Please copy the records from the start through the line containing "bar-segment <box>207 231 276 364</box>", renaming "bar-segment" to "bar-block" and leaving everything else unchanged.

◆ ◆ ◆ ◆

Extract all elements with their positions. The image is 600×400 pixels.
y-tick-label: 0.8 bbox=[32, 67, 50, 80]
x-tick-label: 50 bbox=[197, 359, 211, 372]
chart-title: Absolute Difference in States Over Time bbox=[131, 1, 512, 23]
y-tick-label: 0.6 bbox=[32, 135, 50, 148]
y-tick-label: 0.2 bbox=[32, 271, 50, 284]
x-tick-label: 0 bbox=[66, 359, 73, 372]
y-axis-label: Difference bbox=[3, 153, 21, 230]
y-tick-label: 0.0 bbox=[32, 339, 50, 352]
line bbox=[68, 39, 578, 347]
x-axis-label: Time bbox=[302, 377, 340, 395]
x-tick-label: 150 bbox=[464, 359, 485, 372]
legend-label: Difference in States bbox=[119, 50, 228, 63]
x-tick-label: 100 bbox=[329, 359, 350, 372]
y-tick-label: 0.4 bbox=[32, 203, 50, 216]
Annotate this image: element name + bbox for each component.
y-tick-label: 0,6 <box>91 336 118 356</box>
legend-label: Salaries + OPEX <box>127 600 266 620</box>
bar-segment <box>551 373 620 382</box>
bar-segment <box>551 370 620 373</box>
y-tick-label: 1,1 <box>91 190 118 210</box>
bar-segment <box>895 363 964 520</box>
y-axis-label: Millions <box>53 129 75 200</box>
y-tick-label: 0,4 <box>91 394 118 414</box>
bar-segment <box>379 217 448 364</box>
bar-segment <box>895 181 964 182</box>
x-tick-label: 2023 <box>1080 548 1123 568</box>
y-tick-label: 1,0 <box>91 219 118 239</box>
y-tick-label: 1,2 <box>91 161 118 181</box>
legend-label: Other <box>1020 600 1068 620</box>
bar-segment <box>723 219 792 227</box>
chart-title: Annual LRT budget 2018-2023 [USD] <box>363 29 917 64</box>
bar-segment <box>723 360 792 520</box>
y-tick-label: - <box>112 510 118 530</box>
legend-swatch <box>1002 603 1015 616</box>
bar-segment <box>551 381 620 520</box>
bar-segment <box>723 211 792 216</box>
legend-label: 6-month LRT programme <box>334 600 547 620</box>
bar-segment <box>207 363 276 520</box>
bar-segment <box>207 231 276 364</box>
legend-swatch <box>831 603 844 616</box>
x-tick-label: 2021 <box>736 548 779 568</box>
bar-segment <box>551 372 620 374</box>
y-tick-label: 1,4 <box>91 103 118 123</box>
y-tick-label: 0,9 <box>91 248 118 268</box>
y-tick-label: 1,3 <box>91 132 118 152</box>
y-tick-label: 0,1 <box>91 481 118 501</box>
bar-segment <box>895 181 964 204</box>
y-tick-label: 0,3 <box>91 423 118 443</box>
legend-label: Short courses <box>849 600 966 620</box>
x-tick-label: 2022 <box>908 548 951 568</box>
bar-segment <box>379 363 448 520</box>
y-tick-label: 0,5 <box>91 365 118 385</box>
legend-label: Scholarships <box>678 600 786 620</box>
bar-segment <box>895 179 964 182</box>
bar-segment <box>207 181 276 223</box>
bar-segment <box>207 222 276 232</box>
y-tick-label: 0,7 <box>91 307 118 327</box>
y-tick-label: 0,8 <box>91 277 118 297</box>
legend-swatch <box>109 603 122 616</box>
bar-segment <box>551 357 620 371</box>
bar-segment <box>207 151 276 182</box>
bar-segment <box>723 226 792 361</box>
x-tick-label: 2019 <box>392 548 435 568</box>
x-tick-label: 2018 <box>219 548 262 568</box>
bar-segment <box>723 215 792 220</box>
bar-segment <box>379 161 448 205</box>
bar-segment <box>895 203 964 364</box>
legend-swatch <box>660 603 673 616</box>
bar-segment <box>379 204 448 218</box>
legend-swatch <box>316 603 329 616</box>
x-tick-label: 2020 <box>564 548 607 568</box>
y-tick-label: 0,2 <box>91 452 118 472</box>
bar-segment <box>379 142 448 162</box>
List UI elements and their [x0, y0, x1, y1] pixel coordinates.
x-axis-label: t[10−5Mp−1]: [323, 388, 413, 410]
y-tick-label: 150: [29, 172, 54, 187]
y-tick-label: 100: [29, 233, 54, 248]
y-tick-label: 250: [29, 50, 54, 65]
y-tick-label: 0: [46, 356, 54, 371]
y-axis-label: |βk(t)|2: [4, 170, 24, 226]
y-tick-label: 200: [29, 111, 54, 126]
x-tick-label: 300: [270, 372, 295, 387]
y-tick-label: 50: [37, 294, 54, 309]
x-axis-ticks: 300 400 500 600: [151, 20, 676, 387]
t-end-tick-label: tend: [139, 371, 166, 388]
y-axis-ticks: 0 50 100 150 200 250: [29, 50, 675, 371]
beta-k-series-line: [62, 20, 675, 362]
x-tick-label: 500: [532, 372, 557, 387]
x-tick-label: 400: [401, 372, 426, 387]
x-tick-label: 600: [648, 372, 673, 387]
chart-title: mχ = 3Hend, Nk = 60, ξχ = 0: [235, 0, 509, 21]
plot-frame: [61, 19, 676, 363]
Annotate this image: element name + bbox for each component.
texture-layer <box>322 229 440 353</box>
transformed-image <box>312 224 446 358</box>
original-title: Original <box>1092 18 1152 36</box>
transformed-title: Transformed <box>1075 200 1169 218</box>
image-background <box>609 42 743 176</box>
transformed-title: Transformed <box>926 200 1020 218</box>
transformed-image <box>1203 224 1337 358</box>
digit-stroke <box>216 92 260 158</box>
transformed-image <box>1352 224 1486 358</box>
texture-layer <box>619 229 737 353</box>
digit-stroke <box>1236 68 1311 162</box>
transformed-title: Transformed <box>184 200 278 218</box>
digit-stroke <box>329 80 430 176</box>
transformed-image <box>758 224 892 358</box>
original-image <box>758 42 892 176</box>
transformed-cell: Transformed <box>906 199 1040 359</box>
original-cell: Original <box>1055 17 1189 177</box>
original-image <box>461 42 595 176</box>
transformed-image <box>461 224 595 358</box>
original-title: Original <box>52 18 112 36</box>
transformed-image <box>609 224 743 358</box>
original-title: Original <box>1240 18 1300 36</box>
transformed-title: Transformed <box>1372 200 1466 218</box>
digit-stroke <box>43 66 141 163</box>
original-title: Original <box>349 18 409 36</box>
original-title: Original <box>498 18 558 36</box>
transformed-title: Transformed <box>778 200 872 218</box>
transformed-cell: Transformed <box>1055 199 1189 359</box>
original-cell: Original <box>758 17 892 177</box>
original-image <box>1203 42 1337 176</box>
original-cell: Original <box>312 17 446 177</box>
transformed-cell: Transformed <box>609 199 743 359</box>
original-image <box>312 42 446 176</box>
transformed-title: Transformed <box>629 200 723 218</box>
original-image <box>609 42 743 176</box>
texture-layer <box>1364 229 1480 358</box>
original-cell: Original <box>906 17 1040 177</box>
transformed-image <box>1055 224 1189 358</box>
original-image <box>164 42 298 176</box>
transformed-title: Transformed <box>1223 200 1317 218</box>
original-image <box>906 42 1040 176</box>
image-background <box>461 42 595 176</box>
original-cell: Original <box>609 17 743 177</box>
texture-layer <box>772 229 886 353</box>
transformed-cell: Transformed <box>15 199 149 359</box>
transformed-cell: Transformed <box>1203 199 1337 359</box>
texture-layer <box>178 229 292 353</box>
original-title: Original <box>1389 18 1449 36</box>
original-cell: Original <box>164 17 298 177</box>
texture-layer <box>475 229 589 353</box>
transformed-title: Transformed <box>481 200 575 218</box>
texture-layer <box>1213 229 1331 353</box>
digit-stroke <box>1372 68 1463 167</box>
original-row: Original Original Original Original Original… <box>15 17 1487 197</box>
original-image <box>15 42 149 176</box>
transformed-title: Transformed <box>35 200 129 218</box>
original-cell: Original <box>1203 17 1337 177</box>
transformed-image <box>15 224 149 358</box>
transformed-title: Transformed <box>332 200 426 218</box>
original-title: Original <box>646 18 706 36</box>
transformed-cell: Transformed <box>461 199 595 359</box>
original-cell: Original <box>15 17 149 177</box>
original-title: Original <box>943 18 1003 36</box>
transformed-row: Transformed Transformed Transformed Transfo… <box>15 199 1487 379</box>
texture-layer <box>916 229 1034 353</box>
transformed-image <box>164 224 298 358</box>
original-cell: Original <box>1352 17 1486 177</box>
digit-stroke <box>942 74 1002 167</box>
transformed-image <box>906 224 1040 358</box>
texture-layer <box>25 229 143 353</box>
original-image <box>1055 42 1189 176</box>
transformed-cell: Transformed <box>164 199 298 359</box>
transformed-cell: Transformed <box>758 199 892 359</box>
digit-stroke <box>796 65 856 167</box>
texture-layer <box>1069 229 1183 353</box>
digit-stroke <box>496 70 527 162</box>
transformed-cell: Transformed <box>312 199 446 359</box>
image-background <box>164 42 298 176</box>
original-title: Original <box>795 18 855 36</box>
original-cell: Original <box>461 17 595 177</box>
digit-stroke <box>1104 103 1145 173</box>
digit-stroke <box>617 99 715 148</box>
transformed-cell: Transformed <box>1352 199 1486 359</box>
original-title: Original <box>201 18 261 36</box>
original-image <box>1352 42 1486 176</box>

◆ ◆ ◆ ◆

• [Response to this exercise]:
Extract all elements with their positions. The image is 600×400 pixels.
y-tick-label: 0.8 bbox=[32, 67, 50, 80]
x-tick-label: 50 bbox=[197, 359, 211, 372]
chart-title: Absolute Difference in States Over Time bbox=[131, 1, 512, 23]
y-tick-label: 0.6 bbox=[32, 135, 50, 148]
y-tick-label: 0.2 bbox=[32, 271, 50, 284]
x-tick-label: 0 bbox=[66, 359, 73, 372]
y-axis-label: Difference bbox=[3, 153, 21, 230]
y-tick-label: 0.0 bbox=[32, 339, 50, 352]
line bbox=[68, 39, 578, 347]
x-axis-label: Time bbox=[302, 377, 340, 395]
x-tick-label: 150 bbox=[464, 359, 485, 372]
legend-label: Difference in States bbox=[119, 50, 228, 63]
x-tick-label: 100 bbox=[329, 359, 350, 372]
y-tick-label: 0.4 bbox=[32, 203, 50, 216]
Annotate this image: element name + bbox for each component.
y-tick-label: 0,6 <box>91 336 118 356</box>
legend-label: Salaries + OPEX <box>127 600 266 620</box>
bar-block <box>551 373 620 382</box>
bar-block <box>551 370 620 373</box>
y-tick-label: 1,1 <box>91 190 118 210</box>
bar-block <box>895 363 964 520</box>
y-axis-label: Millions <box>53 129 75 200</box>
y-tick-label: 0,4 <box>91 394 118 414</box>
bar-block <box>379 217 448 364</box>
bar-block <box>895 181 964 182</box>
x-tick-label: 2023 <box>1080 548 1123 568</box>
y-tick-label: 1,0 <box>91 219 118 239</box>
y-tick-label: 1,2 <box>91 161 118 181</box>
legend-label: Other <box>1020 600 1068 620</box>
bar-block <box>723 219 792 227</box>
chart-title: Annual LRT budget 2018-2023 [USD] <box>363 29 917 64</box>
bar-block <box>723 360 792 520</box>
y-tick-label: - <box>112 510 118 530</box>
legend-swatch <box>1002 603 1015 616</box>
bar-block <box>551 381 620 520</box>
bar-block <box>723 211 792 216</box>
legend-label: 6-month LRT programme <box>334 600 547 620</box>
bar-block <box>207 363 276 520</box>
bar-block <box>207 231 276 364</box>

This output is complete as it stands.